Entries from a dataset
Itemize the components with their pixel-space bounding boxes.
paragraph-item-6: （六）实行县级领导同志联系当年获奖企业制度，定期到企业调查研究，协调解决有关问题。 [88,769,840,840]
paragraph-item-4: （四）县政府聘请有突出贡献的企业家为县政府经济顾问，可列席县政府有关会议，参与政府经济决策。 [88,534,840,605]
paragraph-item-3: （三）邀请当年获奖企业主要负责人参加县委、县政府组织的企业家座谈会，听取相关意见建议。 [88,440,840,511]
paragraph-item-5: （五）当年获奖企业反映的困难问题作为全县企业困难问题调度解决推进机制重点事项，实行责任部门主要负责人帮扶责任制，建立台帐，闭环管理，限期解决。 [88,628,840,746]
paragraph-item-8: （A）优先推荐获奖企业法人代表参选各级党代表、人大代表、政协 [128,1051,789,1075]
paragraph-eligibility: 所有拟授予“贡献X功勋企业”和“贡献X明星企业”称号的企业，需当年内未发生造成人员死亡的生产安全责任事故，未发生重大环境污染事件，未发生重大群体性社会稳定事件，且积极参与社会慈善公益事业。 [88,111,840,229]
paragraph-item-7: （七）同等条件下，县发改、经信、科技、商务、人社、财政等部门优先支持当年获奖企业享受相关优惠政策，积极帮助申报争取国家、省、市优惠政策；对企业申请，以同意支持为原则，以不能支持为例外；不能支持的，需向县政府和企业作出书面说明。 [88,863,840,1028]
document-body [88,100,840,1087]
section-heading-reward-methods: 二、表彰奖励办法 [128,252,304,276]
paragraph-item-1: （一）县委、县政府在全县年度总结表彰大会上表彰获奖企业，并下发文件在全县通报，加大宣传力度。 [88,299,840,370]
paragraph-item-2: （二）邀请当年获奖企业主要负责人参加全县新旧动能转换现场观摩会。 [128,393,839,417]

WHAT NEEDS TO BE DONE: Rewrite every line of the listing above, replacing "获奖企业" with "受表彰企业" wherever it occurs and leaving all other text unchanged.

COMPLETE ANSWER:
Itemize the components with their pixel-space bounding boxes.
paragraph-item-6: （六）实行县级领导同志联系当年受表彰企业制度，定期到企业调查研究，协调解决有关问题。 [88,769,840,840]
paragraph-item-4: （四）县政府聘请有突出贡献的企业家为县政府经济顾问，可列席县政府有关会议，参与政府经济决策。 [88,534,840,605]
paragraph-item-3: （三）邀请当年受表彰企业主要负责人参加县委、县政府组织的企业家座谈会，听取相关意见建议。 [88,440,840,511]
paragraph-item-5: （五）当年受表彰企业反映的困难问题作为全县企业困难问题调度解决推进机制重点事项，实行责任部门主要负责人帮扶责任制，建立台帐，闭环管理，限期解决。 [88,628,840,746]
paragraph-item-8: （A）优先推荐受表彰企业法人代表参选各级党代表、人大代表、政协 [128,1051,789,1075]
paragraph-eligibility: 所有拟授予“贡献X功勋企业”和“贡献X明星企业”称号的企业，需当年内未发生造成人员死亡的生产安全责任事故，未发生重大环境污染事件，未发生重大群体性社会稳定事件，且积极参与社会慈善公益事业。 [88,111,840,229]
paragraph-item-7: （七）同等条件下，县发改、经信、科技、商务、人社、财政等部门优先支持当年受表彰企业享受相关优惠政策，积极帮助申报争取国家、省、市优惠政策；对企业申请，以同意支持为原则，以不能支持为例外；不能支持的，需向县政府和企业作出书面说明。 [88,863,840,1028]
document-body [88,100,840,1087]
section-heading-reward-methods: 二、表彰奖励办法 [128,252,304,276]
paragraph-item-1: （一）县委、县政府在全县年度总结表彰大会上表彰受表彰企业，并下发文件在全县通报，加大宣传力度。 [88,299,840,370]
paragraph-item-2: （二）邀请当年受表彰企业主要负责人参加全县新旧动能转换现场观摩会。 [128,393,839,417]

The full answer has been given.